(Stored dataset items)
==========
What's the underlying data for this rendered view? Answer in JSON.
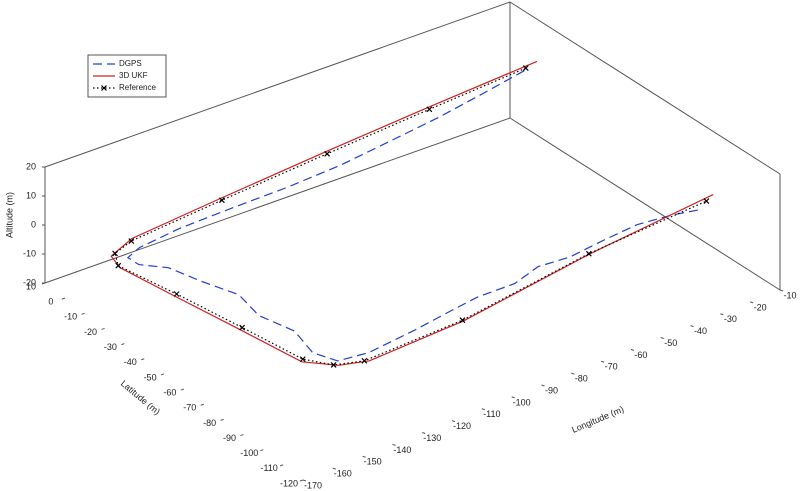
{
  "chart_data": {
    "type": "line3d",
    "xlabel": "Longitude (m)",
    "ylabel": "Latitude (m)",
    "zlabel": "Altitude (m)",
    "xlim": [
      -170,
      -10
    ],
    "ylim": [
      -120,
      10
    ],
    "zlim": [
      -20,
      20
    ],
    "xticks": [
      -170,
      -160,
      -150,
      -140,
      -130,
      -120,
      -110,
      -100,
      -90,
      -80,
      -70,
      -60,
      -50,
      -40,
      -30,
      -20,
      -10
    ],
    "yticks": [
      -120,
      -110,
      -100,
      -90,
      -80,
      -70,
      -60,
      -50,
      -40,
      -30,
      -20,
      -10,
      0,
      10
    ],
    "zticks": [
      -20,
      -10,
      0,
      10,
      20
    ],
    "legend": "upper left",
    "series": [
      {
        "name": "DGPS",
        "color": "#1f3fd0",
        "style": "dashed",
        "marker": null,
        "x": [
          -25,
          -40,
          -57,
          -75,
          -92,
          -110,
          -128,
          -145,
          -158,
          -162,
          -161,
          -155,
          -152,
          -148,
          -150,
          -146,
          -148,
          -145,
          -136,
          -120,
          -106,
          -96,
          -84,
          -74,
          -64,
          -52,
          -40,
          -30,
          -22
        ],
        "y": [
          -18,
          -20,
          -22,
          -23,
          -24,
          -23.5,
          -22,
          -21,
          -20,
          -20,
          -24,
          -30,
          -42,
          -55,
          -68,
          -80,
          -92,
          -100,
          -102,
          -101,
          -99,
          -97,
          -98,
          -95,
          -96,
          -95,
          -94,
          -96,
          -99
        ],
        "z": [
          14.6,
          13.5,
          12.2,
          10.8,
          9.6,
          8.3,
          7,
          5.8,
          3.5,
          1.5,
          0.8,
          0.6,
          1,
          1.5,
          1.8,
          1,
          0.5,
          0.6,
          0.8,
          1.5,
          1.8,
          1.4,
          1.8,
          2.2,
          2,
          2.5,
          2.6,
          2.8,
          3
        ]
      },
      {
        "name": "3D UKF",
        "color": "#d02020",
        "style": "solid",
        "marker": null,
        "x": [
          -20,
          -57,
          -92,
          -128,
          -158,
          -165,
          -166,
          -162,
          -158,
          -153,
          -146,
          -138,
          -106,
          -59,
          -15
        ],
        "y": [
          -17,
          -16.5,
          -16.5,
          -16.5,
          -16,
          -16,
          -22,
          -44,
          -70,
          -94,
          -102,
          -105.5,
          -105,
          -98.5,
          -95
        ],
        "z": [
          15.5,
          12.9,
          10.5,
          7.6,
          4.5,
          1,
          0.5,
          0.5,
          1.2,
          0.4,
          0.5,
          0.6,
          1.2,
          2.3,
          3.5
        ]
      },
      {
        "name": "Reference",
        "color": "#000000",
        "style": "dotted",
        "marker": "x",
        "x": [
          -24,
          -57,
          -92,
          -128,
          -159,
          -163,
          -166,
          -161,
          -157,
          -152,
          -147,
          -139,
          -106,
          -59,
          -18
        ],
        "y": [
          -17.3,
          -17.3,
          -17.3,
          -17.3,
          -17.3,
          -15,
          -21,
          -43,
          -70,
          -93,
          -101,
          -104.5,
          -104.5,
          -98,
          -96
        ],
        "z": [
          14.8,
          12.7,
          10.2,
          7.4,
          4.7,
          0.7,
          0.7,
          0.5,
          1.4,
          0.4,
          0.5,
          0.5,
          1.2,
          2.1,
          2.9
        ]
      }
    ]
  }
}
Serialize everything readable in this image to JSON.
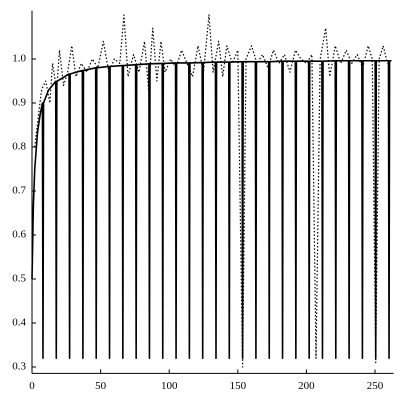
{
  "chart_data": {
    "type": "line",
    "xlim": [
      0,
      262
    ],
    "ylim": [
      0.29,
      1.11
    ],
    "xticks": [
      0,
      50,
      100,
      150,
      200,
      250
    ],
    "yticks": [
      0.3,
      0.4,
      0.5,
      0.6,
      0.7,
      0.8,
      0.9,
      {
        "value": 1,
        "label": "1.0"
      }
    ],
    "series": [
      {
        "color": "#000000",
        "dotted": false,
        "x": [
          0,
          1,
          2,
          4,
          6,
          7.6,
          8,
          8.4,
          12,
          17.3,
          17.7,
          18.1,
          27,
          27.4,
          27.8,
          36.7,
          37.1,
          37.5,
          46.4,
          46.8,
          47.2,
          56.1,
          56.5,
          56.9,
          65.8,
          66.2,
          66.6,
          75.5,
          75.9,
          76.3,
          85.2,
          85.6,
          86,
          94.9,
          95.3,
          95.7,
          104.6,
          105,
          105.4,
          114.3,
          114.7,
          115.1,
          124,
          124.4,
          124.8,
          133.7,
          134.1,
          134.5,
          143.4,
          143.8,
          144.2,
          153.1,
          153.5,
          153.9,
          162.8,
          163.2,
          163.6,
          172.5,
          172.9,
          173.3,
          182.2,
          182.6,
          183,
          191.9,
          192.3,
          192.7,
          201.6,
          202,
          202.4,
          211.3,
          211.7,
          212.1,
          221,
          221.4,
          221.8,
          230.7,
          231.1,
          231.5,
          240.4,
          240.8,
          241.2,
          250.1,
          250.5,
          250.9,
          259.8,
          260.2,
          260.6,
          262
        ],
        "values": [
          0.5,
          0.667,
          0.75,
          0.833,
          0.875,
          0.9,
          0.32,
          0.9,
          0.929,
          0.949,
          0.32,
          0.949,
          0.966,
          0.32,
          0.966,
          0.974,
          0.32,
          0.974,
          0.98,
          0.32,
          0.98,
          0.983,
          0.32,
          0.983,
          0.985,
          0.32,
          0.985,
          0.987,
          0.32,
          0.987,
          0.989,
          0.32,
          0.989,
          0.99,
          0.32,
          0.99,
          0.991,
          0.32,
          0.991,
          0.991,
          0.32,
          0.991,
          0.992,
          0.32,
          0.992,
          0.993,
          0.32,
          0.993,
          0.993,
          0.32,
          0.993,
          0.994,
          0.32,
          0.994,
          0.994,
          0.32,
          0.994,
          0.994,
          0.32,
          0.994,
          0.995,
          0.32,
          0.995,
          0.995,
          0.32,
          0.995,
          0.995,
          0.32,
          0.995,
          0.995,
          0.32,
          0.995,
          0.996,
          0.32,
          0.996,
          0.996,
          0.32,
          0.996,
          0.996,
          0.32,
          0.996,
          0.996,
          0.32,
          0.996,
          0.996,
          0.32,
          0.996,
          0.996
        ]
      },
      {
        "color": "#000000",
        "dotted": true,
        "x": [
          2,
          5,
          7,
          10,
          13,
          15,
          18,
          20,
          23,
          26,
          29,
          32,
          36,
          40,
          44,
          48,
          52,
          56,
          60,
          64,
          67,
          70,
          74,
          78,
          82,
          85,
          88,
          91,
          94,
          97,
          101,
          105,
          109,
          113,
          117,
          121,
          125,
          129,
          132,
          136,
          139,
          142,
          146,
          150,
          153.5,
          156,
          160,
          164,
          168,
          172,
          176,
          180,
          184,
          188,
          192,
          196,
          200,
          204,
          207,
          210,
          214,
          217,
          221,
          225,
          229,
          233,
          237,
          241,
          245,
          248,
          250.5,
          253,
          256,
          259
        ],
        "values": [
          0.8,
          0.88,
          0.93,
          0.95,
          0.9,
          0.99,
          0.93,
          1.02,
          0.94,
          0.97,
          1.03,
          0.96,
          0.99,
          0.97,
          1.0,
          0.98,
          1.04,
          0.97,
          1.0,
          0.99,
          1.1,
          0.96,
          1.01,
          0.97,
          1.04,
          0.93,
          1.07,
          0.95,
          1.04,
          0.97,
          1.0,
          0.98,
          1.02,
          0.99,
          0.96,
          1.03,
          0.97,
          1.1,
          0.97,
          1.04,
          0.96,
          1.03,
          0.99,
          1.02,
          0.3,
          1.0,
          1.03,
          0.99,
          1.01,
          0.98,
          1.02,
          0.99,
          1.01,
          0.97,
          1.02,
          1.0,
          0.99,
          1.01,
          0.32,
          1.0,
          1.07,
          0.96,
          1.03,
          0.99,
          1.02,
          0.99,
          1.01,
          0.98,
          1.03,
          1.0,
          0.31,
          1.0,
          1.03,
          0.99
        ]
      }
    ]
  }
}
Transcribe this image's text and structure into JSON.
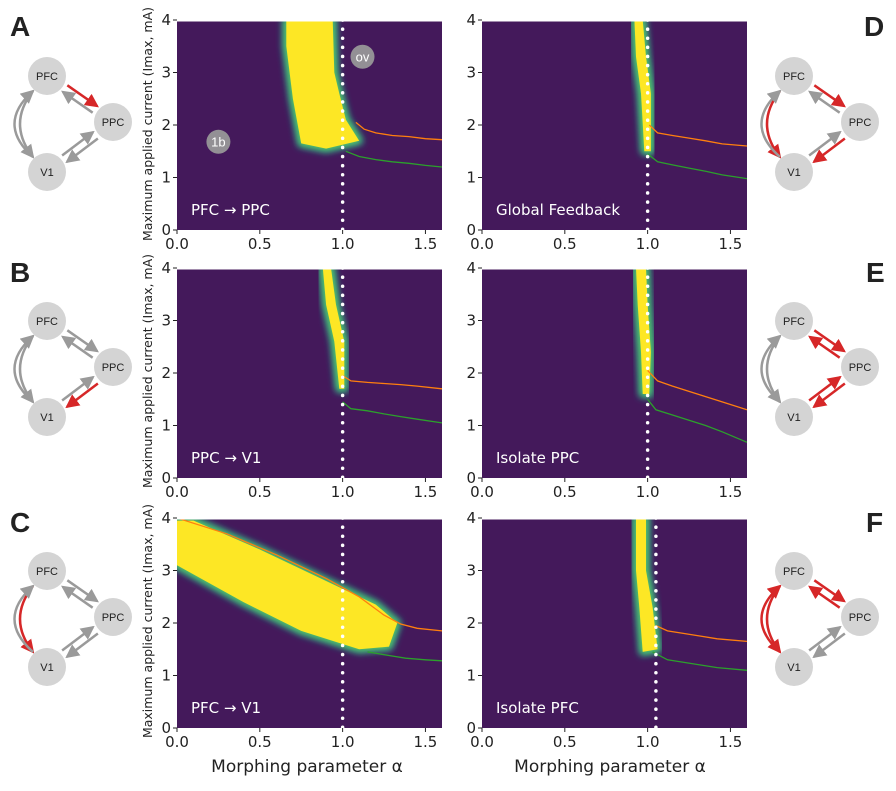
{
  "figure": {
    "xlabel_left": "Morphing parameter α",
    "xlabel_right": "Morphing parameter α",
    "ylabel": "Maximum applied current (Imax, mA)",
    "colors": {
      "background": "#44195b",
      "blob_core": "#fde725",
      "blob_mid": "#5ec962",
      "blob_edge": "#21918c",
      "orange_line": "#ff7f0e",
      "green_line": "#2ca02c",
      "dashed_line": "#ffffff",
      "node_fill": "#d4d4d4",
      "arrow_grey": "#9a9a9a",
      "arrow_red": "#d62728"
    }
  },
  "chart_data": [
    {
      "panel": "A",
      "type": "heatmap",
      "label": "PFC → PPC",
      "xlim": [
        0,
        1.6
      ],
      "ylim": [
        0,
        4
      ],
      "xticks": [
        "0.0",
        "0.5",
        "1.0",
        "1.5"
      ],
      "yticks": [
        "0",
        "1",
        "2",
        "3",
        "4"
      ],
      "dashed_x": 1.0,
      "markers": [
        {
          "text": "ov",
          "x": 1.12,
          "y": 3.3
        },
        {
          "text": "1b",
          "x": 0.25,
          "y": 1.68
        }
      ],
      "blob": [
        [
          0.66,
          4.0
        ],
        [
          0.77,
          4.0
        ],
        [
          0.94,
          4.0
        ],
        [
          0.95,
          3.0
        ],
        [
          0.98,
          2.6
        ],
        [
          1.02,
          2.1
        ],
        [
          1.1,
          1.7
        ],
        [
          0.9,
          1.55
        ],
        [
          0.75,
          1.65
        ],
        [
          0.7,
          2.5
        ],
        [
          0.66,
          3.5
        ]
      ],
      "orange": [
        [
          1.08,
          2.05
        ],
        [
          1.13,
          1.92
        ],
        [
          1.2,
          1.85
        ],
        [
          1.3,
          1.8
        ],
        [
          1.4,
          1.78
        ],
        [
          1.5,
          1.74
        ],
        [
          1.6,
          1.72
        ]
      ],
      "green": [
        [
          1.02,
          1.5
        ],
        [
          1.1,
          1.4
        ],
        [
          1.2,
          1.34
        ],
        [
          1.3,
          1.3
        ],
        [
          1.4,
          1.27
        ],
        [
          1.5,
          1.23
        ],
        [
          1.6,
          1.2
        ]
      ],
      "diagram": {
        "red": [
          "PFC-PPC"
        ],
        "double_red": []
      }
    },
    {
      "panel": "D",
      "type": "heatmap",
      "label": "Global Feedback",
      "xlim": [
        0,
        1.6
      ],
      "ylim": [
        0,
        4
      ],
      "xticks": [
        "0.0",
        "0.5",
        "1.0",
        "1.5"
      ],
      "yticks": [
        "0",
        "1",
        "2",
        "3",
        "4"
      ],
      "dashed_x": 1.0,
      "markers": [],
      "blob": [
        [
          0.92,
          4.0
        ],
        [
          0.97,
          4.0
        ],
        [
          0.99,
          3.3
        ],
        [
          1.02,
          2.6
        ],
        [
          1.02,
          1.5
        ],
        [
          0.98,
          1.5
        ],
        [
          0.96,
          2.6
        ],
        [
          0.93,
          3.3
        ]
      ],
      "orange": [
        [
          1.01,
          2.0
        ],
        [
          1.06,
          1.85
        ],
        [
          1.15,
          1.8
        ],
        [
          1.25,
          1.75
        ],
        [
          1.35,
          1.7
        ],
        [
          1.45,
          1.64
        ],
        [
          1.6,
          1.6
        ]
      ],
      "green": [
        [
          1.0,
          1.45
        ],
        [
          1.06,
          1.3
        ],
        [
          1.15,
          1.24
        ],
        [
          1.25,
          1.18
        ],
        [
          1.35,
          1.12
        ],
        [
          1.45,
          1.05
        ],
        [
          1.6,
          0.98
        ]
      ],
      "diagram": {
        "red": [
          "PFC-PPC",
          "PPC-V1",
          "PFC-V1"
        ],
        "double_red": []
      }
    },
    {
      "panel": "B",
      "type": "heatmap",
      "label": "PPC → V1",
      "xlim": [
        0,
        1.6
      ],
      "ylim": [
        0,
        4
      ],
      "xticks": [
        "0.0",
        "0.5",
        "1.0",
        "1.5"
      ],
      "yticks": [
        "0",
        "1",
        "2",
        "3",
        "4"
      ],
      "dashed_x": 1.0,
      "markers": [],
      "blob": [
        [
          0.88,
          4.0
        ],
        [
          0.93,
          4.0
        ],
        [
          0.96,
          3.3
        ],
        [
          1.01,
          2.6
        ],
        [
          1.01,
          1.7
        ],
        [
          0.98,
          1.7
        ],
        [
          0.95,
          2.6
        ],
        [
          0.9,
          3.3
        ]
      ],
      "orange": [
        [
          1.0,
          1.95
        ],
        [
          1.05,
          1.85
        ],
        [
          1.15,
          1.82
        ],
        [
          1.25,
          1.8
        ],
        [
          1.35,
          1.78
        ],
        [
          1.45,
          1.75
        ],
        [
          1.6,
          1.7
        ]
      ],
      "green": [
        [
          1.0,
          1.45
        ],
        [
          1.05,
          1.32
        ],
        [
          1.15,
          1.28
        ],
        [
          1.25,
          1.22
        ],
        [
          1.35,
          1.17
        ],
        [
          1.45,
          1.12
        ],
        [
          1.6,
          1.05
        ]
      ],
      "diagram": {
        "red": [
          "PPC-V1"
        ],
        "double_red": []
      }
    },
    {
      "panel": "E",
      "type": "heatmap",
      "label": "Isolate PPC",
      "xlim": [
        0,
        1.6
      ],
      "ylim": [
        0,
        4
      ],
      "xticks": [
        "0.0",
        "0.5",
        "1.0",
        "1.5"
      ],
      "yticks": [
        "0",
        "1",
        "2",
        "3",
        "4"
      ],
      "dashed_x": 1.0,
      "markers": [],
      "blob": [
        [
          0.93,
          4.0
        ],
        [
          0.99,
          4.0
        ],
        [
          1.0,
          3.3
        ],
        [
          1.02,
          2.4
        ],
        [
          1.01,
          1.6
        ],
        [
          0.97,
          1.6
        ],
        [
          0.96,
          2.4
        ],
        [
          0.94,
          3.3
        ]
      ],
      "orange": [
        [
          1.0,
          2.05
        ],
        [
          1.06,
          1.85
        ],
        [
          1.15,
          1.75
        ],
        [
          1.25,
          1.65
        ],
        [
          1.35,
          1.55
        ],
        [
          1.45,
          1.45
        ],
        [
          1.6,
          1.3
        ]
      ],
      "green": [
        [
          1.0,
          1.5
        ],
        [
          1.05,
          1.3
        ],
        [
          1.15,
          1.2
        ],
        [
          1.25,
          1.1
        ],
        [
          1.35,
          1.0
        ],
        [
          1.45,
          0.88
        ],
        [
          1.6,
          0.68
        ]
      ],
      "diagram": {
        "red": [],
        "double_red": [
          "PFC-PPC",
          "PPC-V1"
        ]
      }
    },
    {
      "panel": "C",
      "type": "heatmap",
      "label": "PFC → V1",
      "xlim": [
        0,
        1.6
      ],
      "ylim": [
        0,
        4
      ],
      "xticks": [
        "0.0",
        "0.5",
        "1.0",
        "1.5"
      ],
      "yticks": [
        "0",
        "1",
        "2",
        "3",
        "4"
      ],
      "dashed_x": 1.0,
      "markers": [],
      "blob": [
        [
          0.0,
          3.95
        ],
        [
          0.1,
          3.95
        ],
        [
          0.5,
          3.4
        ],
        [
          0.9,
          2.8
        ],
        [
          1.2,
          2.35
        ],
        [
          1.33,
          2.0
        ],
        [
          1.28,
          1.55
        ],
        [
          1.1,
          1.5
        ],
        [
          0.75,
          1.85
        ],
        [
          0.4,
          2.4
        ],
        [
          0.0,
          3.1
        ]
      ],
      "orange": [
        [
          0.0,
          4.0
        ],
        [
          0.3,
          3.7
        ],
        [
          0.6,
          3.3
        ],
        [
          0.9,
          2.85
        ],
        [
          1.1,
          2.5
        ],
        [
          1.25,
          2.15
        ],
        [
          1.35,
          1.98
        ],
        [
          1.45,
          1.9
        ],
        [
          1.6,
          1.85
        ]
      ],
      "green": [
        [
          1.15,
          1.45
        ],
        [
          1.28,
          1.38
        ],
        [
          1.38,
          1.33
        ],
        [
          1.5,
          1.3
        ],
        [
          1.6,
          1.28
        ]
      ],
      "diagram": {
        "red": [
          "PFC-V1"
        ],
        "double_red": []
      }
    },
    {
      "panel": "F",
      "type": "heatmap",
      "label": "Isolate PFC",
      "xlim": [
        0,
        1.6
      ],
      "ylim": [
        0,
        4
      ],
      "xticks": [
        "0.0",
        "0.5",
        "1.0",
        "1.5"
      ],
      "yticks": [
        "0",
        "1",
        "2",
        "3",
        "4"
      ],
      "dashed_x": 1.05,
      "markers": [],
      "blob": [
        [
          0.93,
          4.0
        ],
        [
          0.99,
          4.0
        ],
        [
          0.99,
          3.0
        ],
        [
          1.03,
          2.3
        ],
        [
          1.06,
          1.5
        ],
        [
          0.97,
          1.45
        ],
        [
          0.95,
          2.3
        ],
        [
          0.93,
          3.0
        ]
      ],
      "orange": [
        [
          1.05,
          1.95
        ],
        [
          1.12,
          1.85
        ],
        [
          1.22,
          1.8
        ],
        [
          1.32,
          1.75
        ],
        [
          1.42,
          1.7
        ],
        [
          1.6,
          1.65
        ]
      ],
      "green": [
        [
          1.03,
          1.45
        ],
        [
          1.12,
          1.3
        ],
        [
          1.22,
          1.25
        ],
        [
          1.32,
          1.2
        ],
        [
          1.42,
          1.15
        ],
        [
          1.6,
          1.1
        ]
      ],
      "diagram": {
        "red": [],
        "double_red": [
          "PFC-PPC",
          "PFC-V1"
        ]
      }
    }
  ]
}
==========
#### [Instruction]
Copy all lines from the material that hold "dotted".

#### [Response]
        "style": "dotted",
        "dotted": false,
        "dotted": true,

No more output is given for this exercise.